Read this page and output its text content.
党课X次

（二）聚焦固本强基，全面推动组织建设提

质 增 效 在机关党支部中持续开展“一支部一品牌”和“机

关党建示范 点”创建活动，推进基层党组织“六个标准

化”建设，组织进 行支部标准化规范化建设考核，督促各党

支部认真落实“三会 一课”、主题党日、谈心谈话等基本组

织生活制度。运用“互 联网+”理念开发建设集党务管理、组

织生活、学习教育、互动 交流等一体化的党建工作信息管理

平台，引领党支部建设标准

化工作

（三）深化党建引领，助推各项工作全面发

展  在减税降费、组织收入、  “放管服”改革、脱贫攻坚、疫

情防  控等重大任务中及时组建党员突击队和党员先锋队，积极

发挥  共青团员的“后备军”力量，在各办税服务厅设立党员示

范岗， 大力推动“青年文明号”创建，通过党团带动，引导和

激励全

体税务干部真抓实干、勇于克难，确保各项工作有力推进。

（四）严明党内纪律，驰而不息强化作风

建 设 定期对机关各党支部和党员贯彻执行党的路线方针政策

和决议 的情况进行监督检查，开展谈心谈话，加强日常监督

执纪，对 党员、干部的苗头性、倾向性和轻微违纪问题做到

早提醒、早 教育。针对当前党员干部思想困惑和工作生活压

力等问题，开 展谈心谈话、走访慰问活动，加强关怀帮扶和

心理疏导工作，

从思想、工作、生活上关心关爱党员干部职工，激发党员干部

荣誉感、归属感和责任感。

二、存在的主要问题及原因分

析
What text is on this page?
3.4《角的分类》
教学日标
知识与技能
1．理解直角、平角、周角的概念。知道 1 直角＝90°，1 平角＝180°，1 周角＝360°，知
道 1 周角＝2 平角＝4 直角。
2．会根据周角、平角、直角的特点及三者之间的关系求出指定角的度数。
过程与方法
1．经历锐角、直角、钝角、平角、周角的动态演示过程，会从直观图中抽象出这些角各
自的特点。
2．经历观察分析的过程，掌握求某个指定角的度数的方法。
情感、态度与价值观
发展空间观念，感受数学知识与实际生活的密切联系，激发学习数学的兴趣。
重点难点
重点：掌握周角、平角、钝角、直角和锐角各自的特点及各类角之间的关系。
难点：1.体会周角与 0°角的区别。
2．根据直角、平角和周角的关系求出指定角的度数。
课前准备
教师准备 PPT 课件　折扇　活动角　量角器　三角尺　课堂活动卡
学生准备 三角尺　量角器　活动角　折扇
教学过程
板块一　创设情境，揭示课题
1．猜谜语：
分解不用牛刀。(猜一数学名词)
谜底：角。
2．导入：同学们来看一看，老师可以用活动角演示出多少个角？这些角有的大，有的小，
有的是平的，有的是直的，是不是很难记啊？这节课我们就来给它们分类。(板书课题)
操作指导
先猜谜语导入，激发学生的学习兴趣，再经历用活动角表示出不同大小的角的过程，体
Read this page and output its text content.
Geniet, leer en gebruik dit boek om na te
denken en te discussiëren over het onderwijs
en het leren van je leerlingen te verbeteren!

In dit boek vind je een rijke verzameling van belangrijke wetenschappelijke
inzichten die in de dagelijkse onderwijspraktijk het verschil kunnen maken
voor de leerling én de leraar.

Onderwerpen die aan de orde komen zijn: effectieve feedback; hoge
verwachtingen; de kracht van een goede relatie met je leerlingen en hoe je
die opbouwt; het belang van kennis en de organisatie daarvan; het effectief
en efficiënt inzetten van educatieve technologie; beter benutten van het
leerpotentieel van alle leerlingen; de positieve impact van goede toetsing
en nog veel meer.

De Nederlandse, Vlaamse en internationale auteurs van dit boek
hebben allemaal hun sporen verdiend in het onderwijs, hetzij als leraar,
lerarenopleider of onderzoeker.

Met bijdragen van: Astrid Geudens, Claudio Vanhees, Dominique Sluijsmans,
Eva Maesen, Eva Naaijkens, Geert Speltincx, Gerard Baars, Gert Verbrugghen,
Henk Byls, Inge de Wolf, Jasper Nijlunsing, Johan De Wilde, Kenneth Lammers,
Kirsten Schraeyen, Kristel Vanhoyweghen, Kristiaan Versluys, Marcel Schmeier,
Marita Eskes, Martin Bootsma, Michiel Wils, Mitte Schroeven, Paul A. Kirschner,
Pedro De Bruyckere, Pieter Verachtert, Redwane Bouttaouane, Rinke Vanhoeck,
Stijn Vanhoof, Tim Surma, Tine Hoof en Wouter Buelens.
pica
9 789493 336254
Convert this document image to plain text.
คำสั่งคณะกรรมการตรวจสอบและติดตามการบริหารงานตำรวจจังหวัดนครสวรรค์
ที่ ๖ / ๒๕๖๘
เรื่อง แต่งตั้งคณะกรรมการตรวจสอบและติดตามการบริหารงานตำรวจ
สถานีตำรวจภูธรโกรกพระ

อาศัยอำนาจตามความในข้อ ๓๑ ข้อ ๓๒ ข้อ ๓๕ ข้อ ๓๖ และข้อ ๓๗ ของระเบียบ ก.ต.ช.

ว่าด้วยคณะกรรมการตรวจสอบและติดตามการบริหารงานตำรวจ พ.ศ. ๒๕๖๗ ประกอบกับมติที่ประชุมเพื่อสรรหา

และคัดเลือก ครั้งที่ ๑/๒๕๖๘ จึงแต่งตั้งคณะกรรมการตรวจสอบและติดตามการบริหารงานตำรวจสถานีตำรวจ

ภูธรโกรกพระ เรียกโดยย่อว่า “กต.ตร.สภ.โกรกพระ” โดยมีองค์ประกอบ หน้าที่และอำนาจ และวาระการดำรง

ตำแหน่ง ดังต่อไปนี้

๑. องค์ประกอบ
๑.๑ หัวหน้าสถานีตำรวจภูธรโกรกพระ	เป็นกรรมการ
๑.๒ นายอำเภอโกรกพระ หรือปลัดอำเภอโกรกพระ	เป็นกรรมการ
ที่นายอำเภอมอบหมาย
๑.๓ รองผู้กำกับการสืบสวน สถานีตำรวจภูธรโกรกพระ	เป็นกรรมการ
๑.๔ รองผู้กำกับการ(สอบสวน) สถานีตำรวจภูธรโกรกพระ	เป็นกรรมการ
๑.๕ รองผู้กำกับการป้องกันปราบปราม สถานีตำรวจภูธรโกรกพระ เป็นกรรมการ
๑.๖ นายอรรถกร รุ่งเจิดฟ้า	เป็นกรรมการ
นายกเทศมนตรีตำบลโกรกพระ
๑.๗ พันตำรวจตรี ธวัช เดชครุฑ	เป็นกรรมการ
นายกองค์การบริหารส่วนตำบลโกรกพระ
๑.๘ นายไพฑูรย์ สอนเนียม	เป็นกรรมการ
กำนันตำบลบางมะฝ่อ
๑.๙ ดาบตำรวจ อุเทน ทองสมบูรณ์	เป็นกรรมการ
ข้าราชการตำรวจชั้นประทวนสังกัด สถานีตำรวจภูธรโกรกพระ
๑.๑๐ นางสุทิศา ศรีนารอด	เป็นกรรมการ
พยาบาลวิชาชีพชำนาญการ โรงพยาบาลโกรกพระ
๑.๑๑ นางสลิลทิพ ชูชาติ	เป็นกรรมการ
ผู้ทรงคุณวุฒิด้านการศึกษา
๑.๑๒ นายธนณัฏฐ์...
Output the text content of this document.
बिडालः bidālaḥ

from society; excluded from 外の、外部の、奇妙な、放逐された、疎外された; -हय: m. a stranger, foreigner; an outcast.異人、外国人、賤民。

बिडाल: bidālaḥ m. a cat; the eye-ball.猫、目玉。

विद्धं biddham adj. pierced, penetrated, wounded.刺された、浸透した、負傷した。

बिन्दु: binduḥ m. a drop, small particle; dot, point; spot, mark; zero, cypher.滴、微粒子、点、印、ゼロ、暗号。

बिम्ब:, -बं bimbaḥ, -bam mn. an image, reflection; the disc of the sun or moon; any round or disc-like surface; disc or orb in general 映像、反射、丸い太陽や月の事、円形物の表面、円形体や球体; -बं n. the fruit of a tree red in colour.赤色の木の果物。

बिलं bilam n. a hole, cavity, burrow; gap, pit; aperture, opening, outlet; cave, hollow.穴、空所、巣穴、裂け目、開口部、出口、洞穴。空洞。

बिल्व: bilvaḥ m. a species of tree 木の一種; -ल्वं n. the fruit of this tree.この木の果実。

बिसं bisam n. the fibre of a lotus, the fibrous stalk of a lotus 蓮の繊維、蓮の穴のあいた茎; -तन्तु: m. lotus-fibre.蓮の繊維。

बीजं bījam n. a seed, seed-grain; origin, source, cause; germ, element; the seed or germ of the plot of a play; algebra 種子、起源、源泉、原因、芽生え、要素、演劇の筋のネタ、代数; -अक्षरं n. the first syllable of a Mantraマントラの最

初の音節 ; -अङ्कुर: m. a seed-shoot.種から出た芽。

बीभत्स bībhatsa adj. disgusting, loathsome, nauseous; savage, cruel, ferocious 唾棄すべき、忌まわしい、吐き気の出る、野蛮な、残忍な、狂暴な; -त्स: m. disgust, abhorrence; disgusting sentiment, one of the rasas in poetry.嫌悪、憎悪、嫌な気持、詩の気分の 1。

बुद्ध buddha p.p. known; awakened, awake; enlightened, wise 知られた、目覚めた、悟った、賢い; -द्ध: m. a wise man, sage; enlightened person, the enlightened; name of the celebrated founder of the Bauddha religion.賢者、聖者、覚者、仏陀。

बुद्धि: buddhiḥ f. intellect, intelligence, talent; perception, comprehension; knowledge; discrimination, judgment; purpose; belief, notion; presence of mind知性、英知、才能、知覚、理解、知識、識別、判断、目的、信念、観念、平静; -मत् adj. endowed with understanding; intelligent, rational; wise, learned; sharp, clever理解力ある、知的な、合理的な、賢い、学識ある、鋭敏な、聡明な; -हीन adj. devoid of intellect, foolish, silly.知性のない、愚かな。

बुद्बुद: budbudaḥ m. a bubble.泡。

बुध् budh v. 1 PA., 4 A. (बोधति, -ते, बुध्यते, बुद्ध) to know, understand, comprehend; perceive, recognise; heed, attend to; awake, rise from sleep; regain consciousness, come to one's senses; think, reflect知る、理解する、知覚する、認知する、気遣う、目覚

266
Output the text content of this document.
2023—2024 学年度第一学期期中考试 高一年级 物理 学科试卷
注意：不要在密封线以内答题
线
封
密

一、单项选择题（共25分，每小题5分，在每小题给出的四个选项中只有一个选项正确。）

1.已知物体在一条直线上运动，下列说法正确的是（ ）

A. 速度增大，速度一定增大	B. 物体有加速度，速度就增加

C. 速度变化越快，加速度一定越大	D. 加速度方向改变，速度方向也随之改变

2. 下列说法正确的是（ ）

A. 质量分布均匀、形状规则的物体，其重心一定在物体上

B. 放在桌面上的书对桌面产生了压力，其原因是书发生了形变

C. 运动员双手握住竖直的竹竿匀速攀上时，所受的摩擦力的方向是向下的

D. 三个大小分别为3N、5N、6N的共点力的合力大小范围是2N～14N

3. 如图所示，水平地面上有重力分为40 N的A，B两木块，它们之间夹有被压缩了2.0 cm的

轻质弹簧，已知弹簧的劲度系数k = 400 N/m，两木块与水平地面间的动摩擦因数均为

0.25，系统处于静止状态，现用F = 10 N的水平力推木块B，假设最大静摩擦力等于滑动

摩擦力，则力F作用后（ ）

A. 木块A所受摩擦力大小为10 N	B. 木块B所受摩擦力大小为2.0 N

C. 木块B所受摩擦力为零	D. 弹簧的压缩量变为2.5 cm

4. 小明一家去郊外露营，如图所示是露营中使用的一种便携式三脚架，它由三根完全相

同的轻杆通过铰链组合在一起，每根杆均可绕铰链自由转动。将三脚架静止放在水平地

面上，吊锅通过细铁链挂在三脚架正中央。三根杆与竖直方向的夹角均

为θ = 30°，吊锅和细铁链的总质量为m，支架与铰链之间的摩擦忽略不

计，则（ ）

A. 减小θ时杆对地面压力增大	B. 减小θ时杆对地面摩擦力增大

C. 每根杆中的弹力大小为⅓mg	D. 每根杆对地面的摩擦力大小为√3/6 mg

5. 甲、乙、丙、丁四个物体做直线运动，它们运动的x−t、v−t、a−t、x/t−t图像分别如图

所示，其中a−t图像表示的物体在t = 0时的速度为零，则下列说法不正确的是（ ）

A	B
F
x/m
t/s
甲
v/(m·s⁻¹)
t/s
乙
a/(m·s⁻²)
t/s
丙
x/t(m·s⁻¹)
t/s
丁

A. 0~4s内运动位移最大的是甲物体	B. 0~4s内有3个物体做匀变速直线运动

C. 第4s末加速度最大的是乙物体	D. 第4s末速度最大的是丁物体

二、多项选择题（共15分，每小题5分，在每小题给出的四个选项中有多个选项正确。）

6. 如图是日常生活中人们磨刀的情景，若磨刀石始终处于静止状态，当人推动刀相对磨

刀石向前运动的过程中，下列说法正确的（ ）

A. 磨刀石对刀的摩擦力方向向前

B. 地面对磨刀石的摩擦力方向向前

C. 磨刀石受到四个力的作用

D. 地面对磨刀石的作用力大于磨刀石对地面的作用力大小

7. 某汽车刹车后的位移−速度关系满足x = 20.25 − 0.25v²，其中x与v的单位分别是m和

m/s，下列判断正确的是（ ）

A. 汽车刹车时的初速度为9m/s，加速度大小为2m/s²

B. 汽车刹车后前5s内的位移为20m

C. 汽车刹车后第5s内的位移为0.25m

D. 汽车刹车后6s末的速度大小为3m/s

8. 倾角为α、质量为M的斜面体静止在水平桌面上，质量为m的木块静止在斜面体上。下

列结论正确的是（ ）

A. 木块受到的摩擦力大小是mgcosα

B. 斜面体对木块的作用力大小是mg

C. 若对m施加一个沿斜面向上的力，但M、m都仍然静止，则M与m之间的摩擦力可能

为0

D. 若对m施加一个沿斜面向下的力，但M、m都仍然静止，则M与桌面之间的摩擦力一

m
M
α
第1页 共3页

*EXERCISE DESCRIPTION:* Tell how many lines above contain the word "下列说法正确的是". Give the number alone.

*ANSWER BELOW:* 2